Although the EPA adequately documented its expenditures, its documentation of its response action presents a more difficult problem. The declarations submitted by the EPA provide documentation of the actions taken at the site, but information in the administrative record is less complete. The administrative record contains E & E's site assessment and inventory; E & E's cost estimate and cost projections for the site; and Order 90-10 outlining the EPA's preliminary assessment and proposed course of action. In addition, the administrative record contains various letters from the EPA to Catherine Johnson, Chapman's counsel, and JQA, Chapman's environmental consultant, detailing the actions Chapman was required to take to clean up the site.
The problem is that the administrative record ends in September 1990 and the response action did not end until February 1991. Even so, from December 17, 1990 to January 18, 1991, the administrative record was made available for public comment before it was made final. However, only OSC Bornstein's declaration and action memorandum cover the remaining period and document the EPA's actions and costs.
◆ ◆ ◆
__What you will do__.
1 – According to the text about the EPA's administrative record, in what month and year does that record end?
2 – Decide whether each statement agrees with the text about the EPA's administrative record: (a) The response action continued until February 1991. (b) The administrative record was available for public comment before it was made final. (c) The EPA failed to adequately document its expenditures.
Answer using only the text about the EPA's administrative record.

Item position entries
◆ ◆ ◆
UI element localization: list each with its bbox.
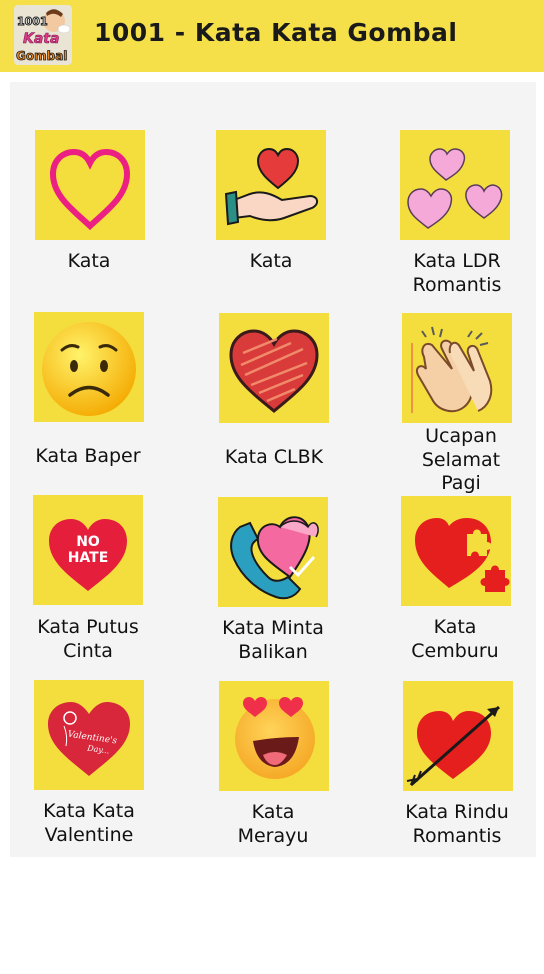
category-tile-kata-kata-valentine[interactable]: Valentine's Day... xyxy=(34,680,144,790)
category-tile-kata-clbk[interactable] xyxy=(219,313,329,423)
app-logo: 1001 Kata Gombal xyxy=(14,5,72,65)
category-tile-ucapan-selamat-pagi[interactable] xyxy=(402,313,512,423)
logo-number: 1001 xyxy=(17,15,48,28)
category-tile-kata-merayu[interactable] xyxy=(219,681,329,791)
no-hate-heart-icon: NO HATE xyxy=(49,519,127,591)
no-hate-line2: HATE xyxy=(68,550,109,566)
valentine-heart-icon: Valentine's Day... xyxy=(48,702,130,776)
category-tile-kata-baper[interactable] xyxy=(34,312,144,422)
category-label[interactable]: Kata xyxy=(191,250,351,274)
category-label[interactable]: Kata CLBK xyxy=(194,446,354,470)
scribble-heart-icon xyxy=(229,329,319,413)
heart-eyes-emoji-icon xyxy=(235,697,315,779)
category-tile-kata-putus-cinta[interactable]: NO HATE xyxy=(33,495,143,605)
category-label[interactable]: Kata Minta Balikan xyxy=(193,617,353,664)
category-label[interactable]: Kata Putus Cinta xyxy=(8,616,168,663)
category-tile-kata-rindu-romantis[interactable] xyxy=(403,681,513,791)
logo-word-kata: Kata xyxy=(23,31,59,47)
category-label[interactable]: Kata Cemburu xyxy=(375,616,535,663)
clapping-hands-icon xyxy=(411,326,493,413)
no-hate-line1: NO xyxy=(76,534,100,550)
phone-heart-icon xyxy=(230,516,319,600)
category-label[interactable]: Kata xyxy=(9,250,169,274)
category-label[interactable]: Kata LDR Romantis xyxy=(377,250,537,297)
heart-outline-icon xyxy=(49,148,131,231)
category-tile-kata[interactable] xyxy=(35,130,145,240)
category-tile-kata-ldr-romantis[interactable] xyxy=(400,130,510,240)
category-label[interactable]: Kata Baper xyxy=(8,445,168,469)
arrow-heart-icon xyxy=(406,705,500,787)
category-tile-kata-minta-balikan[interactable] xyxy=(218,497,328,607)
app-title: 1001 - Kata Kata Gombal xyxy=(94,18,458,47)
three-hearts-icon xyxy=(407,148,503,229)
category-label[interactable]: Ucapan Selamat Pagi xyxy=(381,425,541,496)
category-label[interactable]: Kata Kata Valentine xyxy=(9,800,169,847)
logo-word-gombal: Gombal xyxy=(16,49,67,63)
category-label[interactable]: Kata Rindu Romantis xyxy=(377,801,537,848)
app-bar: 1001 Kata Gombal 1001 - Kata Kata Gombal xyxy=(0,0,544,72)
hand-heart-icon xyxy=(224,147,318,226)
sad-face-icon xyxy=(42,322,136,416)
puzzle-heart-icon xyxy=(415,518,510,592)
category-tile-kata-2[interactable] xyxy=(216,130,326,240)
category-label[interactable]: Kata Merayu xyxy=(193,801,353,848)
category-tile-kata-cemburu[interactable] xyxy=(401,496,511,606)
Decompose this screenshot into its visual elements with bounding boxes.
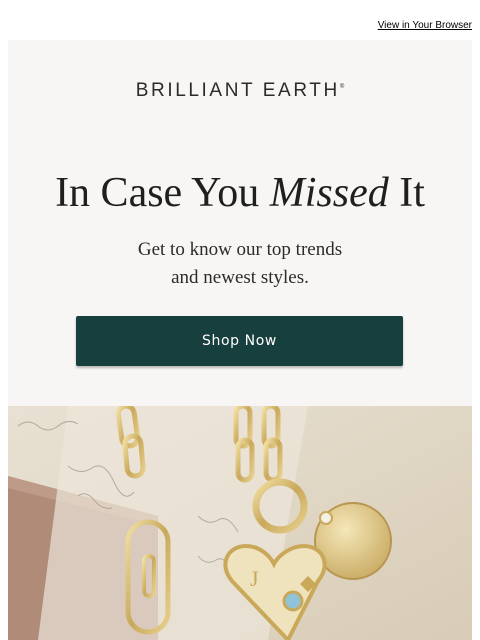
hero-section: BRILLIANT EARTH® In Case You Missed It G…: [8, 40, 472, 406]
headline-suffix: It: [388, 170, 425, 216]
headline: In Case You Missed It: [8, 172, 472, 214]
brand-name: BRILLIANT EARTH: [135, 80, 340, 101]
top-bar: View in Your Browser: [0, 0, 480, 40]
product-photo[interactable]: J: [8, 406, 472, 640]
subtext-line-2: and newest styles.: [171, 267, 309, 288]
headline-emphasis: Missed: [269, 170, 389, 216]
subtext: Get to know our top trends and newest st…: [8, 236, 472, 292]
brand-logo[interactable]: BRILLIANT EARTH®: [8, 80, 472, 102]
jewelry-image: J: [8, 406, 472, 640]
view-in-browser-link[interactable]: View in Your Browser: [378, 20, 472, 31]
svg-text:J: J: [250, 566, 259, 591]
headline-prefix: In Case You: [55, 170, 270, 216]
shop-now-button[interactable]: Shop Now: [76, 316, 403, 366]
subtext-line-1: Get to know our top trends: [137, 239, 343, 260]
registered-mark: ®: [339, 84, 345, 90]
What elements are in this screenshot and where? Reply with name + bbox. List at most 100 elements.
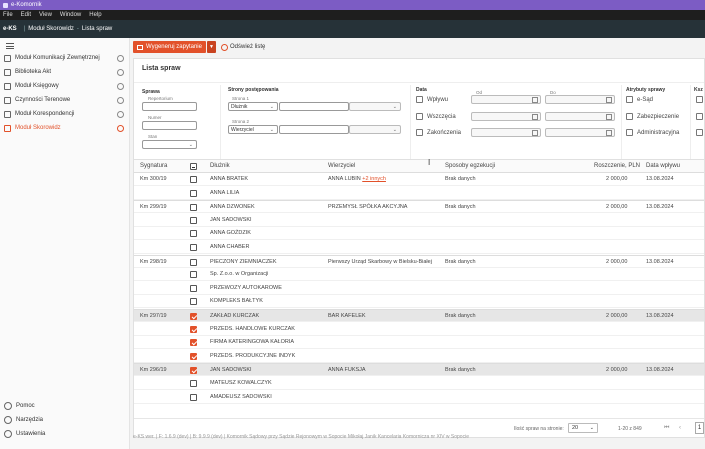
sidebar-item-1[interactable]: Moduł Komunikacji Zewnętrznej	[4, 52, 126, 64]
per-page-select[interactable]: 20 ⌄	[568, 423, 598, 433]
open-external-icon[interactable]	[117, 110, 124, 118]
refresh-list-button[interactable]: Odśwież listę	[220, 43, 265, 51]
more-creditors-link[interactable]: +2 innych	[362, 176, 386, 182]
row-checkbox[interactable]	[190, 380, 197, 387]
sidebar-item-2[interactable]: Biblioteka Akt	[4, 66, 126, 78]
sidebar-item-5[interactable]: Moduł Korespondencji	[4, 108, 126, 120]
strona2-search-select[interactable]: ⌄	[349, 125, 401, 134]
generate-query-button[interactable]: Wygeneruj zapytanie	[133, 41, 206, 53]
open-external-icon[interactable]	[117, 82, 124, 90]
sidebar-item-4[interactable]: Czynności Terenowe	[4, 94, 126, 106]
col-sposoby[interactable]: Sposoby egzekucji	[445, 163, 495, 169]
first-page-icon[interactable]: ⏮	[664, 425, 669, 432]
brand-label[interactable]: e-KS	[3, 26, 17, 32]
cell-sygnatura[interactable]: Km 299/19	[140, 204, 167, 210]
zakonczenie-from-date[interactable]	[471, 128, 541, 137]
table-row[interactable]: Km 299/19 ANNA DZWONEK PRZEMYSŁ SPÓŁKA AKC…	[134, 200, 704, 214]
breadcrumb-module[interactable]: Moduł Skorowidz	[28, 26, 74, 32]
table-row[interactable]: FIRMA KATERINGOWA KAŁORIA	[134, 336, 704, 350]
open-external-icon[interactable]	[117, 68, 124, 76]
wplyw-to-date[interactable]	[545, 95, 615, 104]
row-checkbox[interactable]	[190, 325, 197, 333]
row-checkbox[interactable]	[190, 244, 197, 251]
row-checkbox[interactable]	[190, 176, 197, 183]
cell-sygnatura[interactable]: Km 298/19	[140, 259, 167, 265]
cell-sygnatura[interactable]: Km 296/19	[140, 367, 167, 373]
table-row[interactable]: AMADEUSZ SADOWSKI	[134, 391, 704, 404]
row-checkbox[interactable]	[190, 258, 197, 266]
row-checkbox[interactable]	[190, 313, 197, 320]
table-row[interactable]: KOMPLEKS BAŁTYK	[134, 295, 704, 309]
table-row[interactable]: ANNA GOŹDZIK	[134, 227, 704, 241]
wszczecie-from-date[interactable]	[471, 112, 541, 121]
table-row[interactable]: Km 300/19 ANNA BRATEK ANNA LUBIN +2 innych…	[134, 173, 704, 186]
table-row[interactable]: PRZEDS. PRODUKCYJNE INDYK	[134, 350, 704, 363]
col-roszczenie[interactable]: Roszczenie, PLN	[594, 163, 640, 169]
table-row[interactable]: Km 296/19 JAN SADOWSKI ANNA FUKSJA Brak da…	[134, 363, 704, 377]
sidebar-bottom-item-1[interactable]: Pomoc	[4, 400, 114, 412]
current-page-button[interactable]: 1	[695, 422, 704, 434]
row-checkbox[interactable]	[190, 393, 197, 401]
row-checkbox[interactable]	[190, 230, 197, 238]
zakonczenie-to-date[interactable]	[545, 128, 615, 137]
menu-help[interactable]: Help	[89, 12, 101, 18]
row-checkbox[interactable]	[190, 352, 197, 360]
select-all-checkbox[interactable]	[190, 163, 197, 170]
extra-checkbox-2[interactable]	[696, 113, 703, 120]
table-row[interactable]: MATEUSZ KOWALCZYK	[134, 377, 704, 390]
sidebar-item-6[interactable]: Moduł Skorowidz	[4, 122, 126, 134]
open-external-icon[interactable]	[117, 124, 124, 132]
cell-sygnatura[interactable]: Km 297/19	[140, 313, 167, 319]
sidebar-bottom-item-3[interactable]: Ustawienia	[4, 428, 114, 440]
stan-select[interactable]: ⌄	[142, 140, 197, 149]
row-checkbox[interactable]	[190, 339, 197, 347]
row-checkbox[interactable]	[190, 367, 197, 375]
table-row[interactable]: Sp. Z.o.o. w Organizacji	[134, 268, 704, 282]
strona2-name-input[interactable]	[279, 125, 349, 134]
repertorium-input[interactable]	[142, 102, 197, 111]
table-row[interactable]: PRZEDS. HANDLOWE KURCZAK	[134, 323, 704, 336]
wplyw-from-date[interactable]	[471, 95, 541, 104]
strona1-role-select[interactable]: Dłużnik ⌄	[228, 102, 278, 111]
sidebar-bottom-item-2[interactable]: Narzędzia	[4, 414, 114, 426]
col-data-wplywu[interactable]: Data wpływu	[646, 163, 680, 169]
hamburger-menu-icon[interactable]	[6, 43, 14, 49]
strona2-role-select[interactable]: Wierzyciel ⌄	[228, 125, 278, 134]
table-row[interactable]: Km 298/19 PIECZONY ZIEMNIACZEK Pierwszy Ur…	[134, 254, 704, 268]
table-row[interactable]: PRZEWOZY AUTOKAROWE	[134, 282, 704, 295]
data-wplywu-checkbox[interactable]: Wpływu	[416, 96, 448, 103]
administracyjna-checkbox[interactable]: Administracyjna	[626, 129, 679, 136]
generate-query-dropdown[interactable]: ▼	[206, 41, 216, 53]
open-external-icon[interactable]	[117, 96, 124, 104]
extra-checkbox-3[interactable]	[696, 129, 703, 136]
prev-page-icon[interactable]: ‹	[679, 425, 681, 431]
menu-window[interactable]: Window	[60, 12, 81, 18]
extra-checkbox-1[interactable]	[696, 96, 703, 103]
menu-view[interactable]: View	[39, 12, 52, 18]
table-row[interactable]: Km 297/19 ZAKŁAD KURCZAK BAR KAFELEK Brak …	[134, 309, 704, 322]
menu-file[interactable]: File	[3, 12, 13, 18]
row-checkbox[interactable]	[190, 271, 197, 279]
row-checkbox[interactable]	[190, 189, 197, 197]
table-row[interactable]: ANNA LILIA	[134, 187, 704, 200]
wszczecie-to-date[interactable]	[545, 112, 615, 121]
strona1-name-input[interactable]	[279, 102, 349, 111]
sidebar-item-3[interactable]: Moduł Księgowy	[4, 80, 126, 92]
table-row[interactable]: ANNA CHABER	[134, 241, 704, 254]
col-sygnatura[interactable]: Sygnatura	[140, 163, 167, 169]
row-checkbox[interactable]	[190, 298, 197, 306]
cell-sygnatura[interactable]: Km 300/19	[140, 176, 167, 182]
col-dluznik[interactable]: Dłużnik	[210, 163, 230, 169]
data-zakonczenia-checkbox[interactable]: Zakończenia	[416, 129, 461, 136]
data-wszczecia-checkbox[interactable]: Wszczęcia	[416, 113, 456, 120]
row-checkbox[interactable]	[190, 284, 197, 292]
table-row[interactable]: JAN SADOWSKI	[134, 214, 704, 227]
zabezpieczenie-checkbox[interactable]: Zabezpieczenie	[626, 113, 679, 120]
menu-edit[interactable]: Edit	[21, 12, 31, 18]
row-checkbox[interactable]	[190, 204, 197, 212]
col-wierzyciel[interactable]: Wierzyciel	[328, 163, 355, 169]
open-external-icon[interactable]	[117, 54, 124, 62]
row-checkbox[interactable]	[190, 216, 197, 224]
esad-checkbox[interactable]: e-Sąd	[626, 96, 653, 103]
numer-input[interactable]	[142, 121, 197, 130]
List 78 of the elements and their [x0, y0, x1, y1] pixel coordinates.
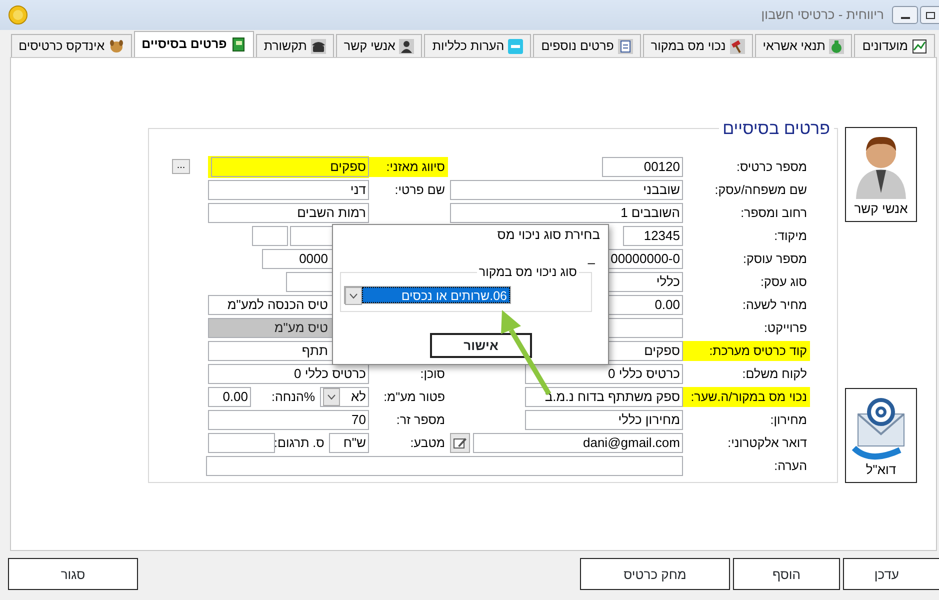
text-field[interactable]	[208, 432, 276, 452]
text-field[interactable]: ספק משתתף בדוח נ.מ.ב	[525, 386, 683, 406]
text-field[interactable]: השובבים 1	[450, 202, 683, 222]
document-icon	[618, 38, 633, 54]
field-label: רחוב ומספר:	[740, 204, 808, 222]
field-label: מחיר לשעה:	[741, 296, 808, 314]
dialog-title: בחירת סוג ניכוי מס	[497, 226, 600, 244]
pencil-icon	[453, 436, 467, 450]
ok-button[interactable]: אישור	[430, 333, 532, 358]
◆ ◆ ◆
__Outputs__.
1 – September 1990.

2 –
(a) Yes: "the response action did not end until February 1991"
(b) Yes: "from December 17, 1990 to January 18, 1991, the administrative record was made available for public comment before it was made final"
(c) No: "Although the EPA adequately documented its expenditures"